▸ **RECORDS SHOWN**

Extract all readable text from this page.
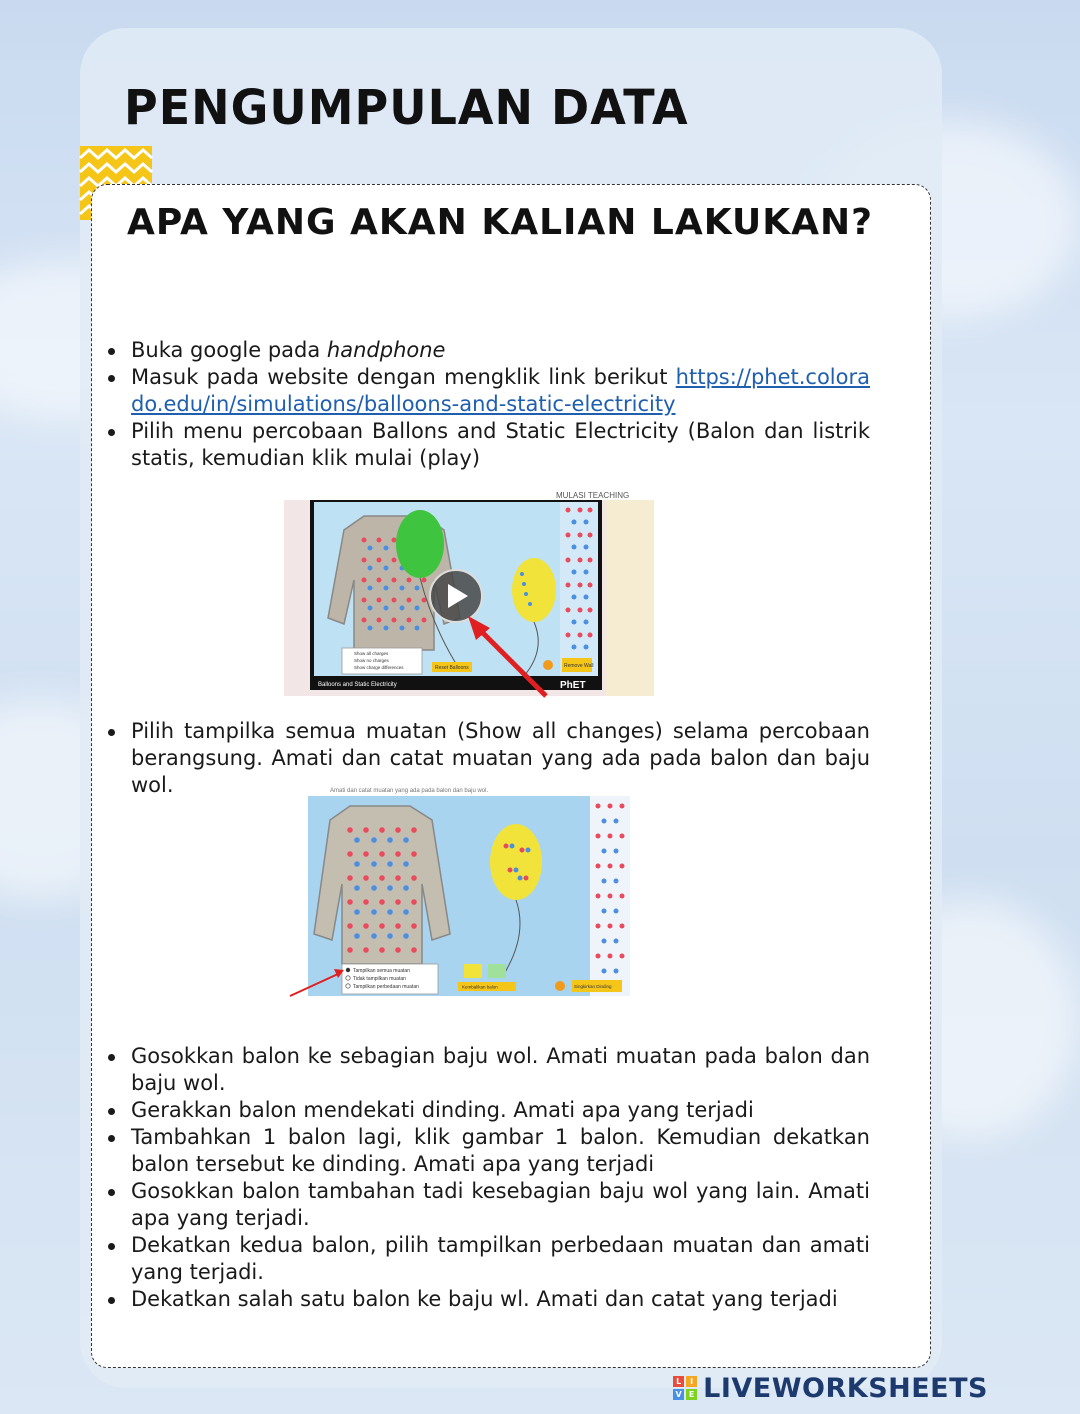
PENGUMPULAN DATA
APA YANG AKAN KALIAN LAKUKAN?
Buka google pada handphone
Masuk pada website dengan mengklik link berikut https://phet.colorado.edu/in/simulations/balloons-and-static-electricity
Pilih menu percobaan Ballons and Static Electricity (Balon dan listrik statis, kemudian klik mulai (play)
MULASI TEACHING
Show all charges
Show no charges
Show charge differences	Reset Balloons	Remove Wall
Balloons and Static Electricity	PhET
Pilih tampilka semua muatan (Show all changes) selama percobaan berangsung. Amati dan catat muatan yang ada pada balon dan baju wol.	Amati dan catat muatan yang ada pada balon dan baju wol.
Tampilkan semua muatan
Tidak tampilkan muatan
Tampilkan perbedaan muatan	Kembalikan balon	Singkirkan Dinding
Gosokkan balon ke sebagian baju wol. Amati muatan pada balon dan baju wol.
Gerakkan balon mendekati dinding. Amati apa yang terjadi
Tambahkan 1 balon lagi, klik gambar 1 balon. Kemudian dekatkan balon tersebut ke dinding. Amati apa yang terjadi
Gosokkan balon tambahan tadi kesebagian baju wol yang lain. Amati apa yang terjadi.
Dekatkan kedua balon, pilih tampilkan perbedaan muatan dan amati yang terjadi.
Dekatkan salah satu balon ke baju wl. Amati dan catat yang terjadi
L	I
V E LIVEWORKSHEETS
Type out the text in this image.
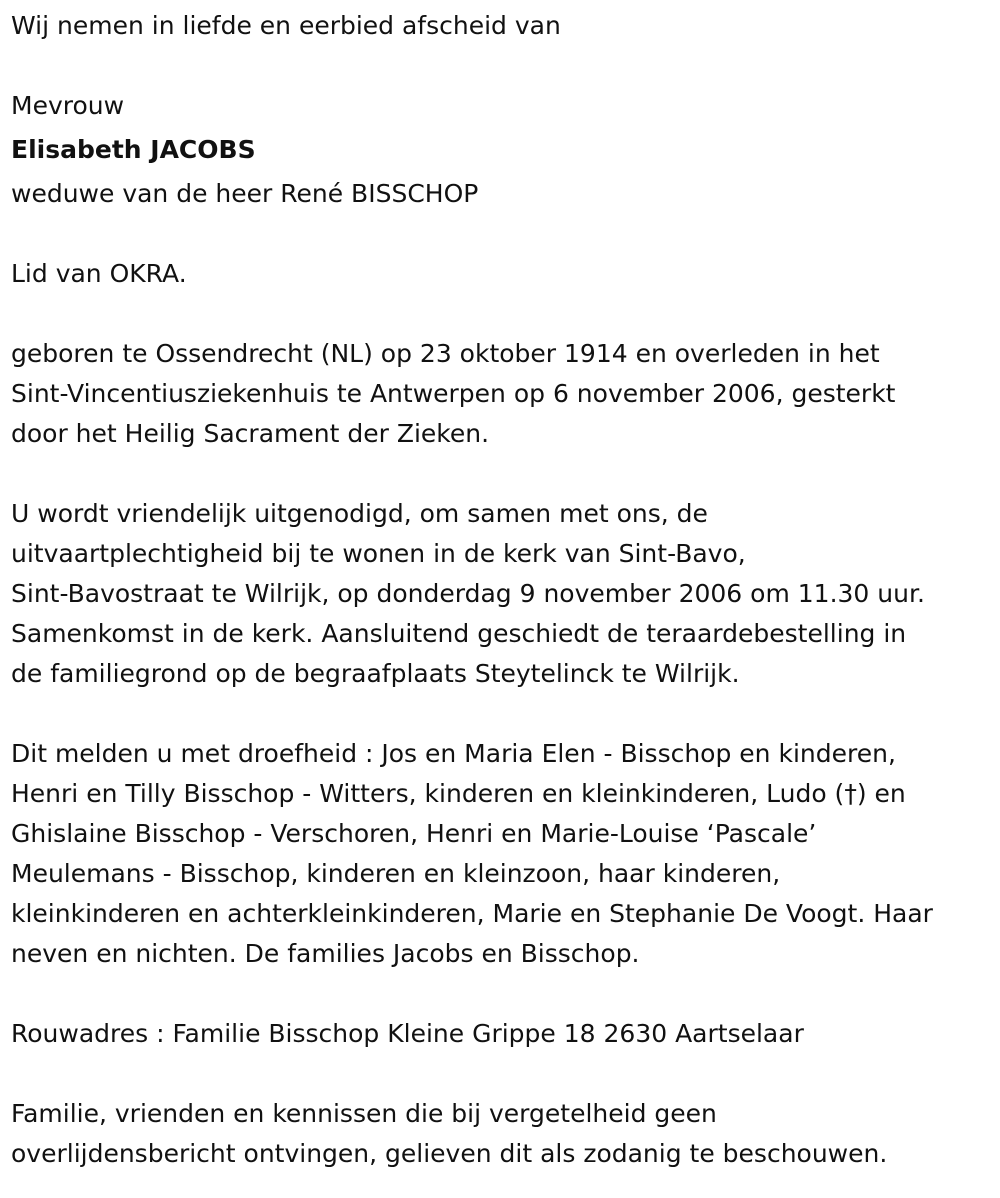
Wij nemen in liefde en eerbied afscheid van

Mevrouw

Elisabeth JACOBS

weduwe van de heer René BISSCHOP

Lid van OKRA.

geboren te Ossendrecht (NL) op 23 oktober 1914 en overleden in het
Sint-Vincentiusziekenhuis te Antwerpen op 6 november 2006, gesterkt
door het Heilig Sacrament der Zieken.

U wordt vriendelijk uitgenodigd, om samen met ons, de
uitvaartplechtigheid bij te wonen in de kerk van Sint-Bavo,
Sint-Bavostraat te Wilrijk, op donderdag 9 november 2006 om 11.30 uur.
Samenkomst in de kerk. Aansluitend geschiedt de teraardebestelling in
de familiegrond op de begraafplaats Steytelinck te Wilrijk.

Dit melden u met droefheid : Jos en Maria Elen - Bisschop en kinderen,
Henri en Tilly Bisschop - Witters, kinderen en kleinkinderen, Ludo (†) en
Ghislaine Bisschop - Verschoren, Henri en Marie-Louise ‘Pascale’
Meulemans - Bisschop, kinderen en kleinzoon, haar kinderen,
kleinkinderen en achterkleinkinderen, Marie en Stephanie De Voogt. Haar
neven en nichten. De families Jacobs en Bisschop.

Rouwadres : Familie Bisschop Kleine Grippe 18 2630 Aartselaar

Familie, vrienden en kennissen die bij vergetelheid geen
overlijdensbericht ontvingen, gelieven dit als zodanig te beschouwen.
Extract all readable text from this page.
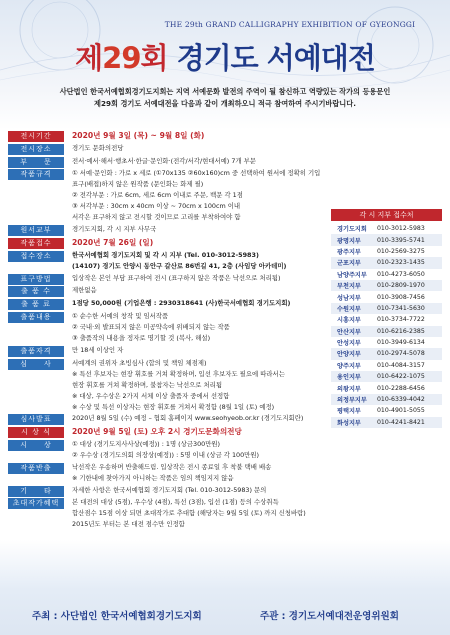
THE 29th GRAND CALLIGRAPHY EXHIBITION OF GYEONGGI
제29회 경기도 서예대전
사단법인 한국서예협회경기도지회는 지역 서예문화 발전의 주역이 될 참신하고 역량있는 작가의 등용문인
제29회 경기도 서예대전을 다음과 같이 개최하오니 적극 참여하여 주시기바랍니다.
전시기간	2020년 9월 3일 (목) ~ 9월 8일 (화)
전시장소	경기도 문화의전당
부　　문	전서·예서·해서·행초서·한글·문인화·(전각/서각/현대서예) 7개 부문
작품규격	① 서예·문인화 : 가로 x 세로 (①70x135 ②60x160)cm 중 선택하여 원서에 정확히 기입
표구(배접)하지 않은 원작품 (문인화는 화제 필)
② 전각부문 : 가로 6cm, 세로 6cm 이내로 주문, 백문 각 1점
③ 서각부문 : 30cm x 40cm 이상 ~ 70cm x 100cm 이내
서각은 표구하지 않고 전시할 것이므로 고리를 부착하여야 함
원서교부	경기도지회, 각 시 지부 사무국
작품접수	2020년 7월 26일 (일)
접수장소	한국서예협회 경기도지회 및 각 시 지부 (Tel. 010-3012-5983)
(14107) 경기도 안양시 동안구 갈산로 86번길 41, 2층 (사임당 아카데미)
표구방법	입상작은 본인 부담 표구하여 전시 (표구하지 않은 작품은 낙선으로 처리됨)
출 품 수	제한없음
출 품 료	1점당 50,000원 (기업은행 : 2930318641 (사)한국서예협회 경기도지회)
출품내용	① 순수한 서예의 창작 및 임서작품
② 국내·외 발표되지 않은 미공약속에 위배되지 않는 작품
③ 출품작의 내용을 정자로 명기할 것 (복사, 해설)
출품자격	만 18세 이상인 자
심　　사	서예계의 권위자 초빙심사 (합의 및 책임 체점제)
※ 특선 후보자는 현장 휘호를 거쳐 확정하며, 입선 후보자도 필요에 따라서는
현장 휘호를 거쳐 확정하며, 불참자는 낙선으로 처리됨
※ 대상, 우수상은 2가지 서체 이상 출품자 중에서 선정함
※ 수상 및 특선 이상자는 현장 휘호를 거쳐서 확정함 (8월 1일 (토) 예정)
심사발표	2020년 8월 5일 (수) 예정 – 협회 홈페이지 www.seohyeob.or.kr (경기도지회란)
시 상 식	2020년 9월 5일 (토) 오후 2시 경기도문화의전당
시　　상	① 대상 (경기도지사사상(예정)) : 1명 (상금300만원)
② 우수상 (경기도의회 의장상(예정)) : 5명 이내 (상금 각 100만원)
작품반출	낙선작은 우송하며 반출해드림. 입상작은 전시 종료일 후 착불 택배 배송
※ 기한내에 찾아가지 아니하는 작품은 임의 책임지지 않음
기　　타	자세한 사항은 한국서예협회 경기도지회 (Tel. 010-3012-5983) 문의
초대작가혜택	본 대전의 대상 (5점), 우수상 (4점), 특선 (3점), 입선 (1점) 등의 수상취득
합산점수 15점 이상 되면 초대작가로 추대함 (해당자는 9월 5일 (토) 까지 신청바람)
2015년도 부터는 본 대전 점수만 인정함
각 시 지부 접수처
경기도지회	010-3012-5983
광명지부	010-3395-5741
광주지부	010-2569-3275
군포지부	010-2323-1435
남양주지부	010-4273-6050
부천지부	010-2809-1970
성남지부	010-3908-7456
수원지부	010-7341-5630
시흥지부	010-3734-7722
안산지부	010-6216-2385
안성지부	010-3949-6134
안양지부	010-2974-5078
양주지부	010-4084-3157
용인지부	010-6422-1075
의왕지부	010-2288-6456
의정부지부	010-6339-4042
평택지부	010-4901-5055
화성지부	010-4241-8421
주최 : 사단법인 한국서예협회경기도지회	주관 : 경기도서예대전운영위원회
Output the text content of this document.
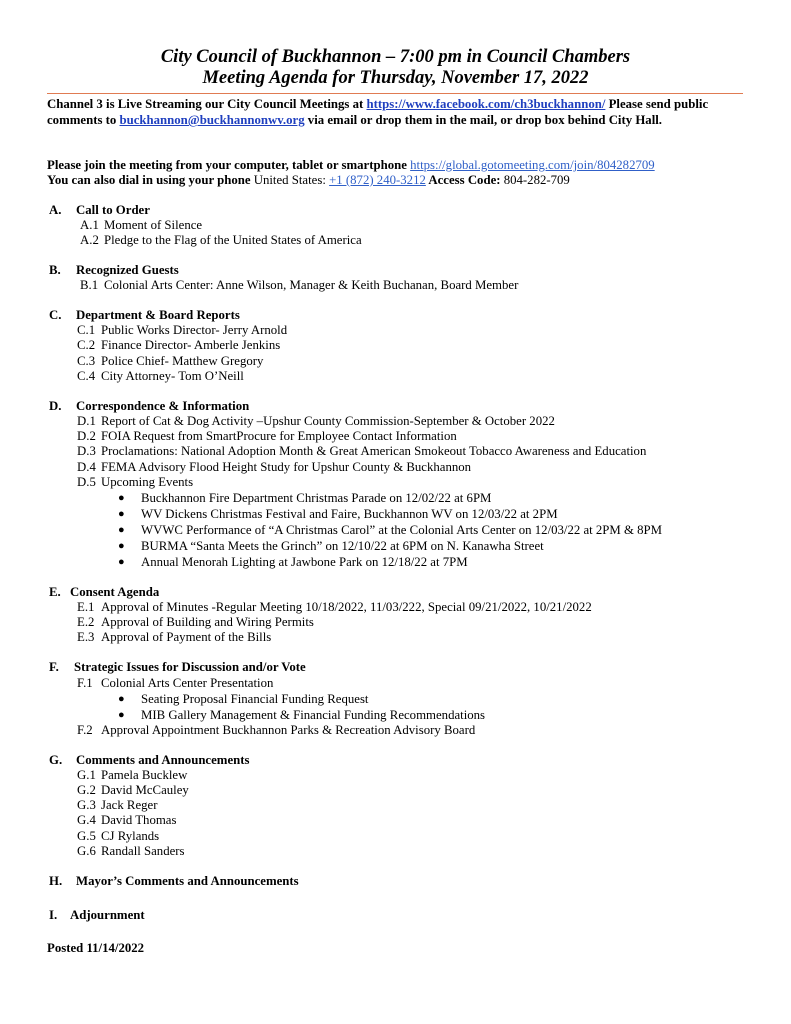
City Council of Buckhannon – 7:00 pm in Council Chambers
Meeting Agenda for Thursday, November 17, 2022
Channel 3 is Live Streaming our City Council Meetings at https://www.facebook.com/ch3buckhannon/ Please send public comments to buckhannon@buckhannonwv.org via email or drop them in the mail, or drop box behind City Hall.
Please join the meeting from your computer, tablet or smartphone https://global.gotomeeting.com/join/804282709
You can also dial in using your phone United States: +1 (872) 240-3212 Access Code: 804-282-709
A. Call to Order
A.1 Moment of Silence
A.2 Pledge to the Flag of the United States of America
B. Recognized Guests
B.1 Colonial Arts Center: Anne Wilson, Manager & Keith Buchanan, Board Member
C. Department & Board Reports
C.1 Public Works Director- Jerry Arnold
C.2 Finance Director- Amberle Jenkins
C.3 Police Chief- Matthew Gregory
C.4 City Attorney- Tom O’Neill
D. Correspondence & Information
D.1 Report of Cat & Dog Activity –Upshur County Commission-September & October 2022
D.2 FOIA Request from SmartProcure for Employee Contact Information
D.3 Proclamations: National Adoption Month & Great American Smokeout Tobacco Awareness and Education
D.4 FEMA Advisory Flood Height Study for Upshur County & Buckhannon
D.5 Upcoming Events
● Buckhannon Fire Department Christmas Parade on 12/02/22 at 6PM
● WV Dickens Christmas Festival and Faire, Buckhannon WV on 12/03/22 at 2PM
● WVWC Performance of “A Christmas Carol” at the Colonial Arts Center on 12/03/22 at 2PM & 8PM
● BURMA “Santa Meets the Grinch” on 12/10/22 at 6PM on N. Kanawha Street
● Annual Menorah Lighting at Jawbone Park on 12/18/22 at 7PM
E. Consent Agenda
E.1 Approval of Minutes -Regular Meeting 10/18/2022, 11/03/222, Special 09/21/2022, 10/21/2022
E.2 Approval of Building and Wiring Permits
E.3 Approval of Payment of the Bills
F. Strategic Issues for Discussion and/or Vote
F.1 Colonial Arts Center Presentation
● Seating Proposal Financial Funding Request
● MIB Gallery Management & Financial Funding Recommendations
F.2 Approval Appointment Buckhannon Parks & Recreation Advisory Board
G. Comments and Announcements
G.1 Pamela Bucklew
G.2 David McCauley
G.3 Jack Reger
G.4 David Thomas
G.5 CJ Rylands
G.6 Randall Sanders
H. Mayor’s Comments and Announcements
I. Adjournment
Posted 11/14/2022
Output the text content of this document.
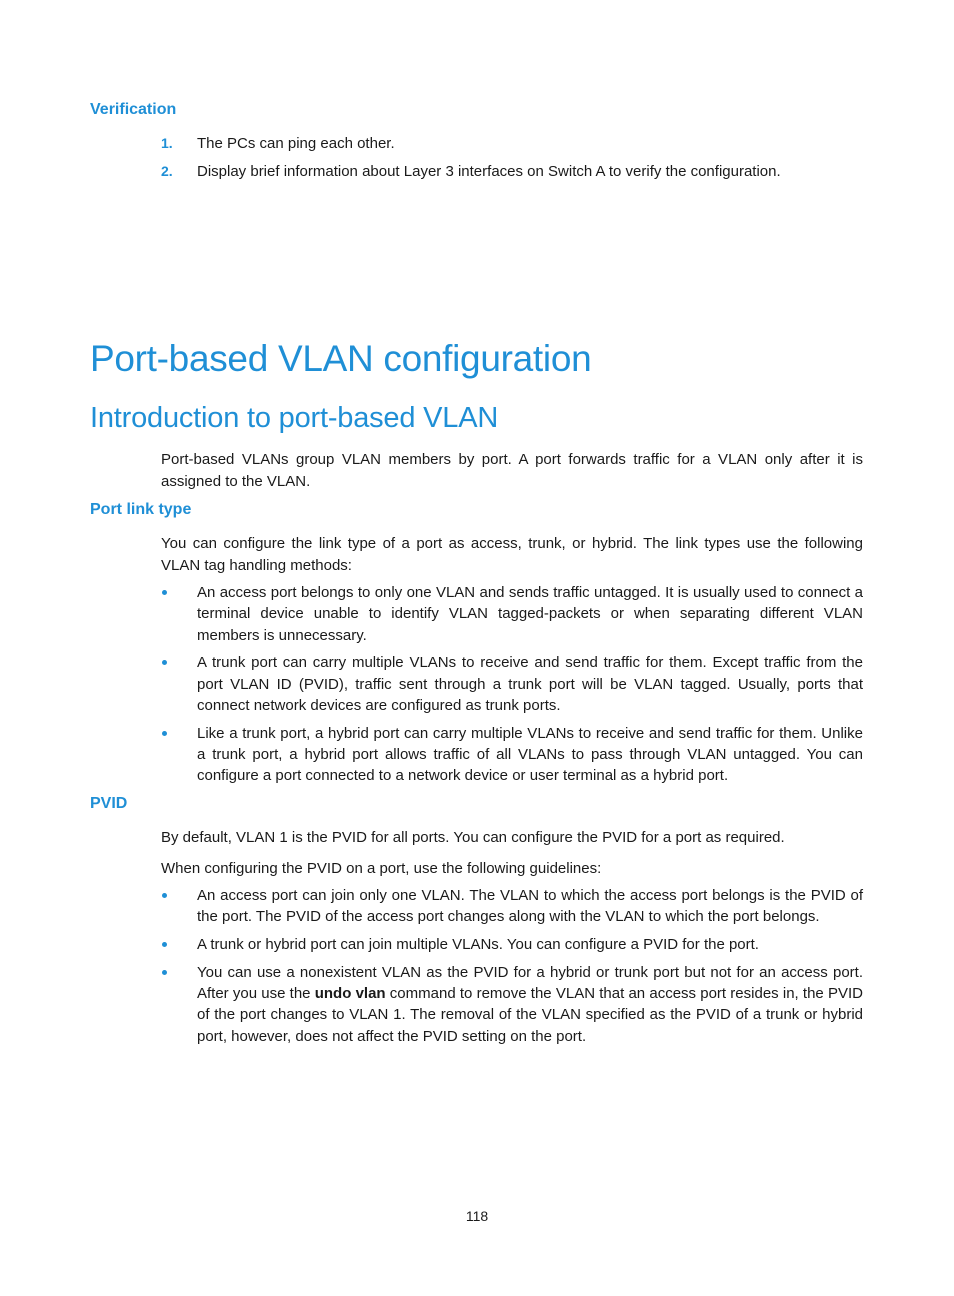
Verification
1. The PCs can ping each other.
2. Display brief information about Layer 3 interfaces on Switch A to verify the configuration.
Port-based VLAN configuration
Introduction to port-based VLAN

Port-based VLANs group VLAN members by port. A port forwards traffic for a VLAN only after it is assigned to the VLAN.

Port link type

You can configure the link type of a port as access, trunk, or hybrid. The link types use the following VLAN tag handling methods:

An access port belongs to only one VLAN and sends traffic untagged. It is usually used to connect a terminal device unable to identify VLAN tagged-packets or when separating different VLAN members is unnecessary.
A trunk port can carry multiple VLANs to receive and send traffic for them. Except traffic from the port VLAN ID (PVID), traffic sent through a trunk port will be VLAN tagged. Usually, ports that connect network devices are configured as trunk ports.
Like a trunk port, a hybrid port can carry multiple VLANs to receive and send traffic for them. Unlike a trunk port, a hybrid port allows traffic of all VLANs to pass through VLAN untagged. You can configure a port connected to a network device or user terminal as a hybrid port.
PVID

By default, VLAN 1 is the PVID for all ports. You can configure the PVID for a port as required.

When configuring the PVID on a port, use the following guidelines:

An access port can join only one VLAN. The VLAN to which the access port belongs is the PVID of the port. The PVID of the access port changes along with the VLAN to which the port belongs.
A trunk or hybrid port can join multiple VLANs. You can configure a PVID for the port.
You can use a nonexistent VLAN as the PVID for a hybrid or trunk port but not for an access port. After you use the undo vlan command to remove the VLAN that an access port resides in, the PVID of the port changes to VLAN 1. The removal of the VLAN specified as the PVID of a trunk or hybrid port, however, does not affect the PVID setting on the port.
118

▸ **STATED PROBLEM**
Leave out every line without the string "County" and copy the rest.

▸ **FULL OUTPUT**
D.1 Report of Cat & Dog Activity –Upshur County Commission-September & October 2022
D.4 FEMA Advisory Flood Height Study for Upshur County & Buckhannon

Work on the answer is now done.